Goal>
Filter the listing and keep only the lines with the word "arrow".

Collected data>
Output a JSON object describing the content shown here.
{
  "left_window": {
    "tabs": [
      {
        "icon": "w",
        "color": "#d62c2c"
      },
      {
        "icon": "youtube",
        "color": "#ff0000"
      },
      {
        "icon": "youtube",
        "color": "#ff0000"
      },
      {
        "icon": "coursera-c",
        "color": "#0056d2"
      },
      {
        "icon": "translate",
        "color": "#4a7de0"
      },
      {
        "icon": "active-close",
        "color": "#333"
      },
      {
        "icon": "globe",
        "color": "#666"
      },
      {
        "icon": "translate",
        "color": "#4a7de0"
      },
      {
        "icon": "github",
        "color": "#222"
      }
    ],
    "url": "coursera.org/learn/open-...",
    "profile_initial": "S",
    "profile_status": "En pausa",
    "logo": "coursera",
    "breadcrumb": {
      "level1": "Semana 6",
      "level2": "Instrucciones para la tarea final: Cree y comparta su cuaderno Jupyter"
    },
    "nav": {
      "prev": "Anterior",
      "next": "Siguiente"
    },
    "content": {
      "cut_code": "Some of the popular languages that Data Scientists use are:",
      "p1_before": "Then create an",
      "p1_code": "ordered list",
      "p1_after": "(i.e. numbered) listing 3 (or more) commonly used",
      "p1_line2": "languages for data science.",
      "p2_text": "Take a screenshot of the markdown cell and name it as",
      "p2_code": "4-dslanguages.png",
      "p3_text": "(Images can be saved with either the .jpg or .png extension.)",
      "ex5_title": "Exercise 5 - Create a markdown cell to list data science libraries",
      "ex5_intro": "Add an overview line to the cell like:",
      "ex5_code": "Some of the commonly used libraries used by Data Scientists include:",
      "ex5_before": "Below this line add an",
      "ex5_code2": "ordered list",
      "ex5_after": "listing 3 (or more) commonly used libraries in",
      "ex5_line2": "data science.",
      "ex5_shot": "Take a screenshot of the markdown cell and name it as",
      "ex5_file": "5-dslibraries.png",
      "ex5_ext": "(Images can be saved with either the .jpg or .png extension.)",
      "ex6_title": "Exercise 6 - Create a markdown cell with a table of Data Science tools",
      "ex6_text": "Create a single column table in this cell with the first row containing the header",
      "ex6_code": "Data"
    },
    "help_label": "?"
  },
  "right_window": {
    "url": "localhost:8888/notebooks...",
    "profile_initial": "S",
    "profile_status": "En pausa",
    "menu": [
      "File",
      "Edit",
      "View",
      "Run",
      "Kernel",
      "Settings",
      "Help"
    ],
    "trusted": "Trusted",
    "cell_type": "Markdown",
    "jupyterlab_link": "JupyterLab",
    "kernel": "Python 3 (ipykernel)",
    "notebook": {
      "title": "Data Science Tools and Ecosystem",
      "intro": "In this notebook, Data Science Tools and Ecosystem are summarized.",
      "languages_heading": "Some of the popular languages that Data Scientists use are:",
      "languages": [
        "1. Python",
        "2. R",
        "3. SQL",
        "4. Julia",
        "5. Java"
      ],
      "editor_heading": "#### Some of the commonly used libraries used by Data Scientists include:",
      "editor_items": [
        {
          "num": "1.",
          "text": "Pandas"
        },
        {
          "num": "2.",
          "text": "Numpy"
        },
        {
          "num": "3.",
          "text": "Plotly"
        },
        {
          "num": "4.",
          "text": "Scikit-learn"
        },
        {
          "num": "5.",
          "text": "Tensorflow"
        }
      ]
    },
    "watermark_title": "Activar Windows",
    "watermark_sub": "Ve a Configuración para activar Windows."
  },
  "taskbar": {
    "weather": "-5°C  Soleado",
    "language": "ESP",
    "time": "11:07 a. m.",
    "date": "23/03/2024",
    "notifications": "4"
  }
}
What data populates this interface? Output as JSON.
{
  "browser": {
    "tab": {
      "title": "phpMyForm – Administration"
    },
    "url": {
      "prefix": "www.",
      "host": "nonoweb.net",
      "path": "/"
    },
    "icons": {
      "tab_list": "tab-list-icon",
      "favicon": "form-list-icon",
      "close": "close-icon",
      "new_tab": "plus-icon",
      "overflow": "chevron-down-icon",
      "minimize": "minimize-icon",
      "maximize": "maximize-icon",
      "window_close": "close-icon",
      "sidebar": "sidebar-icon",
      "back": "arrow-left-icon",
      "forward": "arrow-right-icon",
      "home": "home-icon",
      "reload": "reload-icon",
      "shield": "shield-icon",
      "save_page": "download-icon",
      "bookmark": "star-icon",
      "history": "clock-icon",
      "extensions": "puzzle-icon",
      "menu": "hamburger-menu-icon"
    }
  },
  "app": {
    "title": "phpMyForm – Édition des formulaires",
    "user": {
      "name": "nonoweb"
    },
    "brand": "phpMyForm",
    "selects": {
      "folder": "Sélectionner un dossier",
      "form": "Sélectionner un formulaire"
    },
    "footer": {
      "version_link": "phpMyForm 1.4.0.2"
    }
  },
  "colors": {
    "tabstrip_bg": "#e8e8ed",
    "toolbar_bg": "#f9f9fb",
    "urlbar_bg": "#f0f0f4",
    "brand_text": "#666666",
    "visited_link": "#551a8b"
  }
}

Result of the task>
      "back": "arrow-left-icon",
      "forward": "arrow-right-icon",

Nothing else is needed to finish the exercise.